» TASK DETAILS
Show every row that contains the string "InputStream", copying each one in full.

» DATASET CONTENT
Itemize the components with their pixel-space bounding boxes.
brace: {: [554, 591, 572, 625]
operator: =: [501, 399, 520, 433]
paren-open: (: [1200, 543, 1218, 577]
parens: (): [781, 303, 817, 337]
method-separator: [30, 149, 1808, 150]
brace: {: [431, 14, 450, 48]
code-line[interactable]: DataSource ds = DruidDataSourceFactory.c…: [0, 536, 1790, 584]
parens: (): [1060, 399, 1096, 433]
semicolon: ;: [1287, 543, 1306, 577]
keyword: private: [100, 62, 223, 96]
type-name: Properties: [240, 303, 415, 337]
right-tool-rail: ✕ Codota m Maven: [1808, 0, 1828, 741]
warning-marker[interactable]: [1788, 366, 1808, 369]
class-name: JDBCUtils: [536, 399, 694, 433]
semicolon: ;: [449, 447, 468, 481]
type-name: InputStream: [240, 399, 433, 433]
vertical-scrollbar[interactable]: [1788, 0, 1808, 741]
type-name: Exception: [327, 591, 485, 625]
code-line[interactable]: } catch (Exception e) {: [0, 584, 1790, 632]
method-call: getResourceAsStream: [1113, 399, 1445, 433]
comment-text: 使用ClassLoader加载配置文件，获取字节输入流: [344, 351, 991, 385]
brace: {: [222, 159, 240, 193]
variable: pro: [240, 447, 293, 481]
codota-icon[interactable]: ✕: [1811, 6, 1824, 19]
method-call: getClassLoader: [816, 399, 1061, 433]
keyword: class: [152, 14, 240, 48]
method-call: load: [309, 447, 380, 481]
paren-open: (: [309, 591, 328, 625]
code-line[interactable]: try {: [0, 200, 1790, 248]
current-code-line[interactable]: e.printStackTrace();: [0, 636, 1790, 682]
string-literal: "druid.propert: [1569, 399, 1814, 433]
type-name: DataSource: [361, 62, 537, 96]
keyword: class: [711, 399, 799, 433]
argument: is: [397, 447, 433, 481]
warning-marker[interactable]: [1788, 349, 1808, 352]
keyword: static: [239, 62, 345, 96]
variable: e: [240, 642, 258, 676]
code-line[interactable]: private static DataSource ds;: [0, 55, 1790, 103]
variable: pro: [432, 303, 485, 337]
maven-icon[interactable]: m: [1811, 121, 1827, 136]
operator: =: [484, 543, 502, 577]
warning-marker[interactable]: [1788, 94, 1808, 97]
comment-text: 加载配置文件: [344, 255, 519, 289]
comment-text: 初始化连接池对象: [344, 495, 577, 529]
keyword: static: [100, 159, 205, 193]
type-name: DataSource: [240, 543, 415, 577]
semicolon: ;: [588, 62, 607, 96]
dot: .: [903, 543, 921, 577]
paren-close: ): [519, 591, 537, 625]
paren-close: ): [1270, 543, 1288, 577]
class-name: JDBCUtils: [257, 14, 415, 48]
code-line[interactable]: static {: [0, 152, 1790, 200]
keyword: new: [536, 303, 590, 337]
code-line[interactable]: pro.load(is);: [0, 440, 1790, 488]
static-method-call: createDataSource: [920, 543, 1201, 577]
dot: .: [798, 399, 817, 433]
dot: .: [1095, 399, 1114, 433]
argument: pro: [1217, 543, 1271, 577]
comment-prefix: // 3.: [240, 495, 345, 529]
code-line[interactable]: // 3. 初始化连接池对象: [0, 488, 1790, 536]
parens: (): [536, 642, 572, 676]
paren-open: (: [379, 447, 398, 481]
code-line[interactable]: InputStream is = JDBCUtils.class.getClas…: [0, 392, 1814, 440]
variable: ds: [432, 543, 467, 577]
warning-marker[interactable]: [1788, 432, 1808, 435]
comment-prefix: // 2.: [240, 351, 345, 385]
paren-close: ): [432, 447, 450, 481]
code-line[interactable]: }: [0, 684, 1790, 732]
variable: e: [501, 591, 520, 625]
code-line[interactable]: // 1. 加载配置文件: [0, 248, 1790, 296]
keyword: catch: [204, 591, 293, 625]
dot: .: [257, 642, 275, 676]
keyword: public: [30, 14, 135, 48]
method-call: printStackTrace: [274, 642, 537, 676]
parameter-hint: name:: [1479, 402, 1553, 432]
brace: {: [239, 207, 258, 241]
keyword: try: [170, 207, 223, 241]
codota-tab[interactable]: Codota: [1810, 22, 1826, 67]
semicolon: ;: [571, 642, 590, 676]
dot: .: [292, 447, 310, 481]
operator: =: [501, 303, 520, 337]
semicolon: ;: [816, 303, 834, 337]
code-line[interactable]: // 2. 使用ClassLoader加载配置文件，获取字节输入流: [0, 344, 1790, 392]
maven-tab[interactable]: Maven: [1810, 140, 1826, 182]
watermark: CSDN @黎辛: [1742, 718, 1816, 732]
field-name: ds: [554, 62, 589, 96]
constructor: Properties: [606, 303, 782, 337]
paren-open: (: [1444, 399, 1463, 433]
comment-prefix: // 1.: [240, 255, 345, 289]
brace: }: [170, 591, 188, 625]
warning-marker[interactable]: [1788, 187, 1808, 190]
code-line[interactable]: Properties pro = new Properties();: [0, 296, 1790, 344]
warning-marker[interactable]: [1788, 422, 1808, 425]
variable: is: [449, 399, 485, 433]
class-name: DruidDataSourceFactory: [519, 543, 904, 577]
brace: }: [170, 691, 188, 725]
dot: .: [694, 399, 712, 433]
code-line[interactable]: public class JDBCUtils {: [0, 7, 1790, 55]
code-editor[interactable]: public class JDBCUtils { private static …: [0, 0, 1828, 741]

» WRITTEN RESPONSE
type-name: InputStream: [240, 399, 433, 433]
code-line[interactable]: InputStream is = JDBCUtils.class.getClas…: [0, 392, 1814, 440]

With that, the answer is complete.